(A run of records)
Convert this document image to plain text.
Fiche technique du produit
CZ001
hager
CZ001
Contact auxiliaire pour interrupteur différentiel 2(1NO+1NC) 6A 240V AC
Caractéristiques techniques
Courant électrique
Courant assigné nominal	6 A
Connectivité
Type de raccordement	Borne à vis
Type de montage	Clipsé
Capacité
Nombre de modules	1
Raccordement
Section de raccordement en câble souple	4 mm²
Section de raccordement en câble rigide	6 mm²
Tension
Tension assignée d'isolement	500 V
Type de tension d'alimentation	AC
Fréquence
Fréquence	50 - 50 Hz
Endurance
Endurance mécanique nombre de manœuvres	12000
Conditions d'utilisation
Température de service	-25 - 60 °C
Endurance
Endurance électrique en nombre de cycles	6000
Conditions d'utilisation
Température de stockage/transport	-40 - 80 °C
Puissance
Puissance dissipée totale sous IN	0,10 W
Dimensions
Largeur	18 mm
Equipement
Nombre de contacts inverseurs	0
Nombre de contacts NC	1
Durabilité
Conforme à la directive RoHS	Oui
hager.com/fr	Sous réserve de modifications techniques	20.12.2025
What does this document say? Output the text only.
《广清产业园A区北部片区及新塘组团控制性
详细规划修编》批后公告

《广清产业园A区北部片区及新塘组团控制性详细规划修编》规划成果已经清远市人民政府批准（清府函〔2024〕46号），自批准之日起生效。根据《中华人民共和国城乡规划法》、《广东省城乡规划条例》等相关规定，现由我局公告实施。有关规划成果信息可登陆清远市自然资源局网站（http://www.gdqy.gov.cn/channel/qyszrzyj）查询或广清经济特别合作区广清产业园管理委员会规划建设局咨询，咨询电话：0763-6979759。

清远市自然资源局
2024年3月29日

Short problem: Extract each line of the listing above, copying it word for word.

Result of the exercise:
Convert this document image to plain text.
Fiche technique du produit
CZ001
hager
CZ001
Contact auxiliaire pour interrupteur différentiel 2(1NO+1NC) 6A 240V AC
Caractéristiques techniques
Courant électrique
Courant assigné nominal	6 A
Connectivité
Type de raccordement	Borne à vis
Type de montage	Clipsé
Capacité
Nombre de modules	1
Raccordement
Section de raccordement en câble souple	4 mm²
Section de raccordement en câble rigide	6 mm²
Tension
Tension assignée d'isolement	500 V
Type de tension d'alimentation	AC
Fréquence
Fréquence	50 - 50 Hz
Endurance
Endurance mécanique nombre de manœuvres	12000
Conditions d'utilisation
Température de service	-25 - 60 °C
Endurance
Endurance électrique en nombre de cycles	6000
Conditions d'utilisation
Température de stockage/transport	-40 - 80 °C
Puissance
Puissance dissipée totale sous IN	0,10 W
Dimensions
Largeur	18 mm
Equipement
Nombre de contacts inverseurs	0
Nombre de contacts NC	1
Durabilité
Conforme à la directive RoHS	Oui
hager.com/fr	Sous réserve de modifications techniques	20.12.2025
What does this document say? Output the text only.
《广清产业园A区北部片区及新塘组团控制性
详细规划修编》批后公告

《广清产业园A区北部片区及新塘组团控制性详细规划修编》规划成果已经清远市人民政府批准（清府函〔2024〕46号），自批准之日起生效。根据《中华人民共和国城乡规划法》、《广东省城乡规划条例》等相关规定，现由我局公告实施。有关规划成果信息可登陆清远市自然资源局网站（http://www.gdqy.gov.cn/channel/qyszrzyj）查询或广清经济特别合作区广清产业园管理委员会规划建设局咨询，咨询电话：0763-6979759。

清远市自然资源局
2024年3月29日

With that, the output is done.